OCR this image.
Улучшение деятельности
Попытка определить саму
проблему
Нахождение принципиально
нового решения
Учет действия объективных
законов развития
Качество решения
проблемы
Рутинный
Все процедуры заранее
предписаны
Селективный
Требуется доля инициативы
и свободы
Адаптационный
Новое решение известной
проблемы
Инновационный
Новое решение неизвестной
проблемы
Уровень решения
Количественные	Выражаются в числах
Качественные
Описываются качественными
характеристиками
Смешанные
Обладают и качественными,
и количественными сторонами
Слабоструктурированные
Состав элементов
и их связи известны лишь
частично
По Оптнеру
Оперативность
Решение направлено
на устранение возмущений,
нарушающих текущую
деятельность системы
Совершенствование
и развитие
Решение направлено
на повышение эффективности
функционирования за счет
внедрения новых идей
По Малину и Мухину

-------------------------

:: Task ::
Would you give the material above again, complete and exact?

:: Output for this task ::
OCR this image.
Улучшение деятельности
Попытка определить саму
проблему
Нахождение принципиально
нового решения
Учет действия объективных
законов развития
Качество решения
проблемы
Рутинный
Все процедуры заранее
предписаны
Селективный
Требуется доля инициативы
и свободы
Адаптационный
Новое решение известной
проблемы
Инновационный
Новое решение неизвестной
проблемы
Уровень решения
Количественные	Выражаются в числах
Качественные
Описываются качественными
характеристиками
Смешанные
Обладают и качественными,
и количественными сторонами
Слабоструктурированные
Состав элементов
и их связи известны лишь
частично
По Оптнеру
Оперативность
Решение направлено
на устранение возмущений,
нарушающих текущую
деятельность системы
Совершенствование
и развитие
Решение направлено
на повышение эффективности
функционирования за счет
внедрения новых идей
По Малину и Мухину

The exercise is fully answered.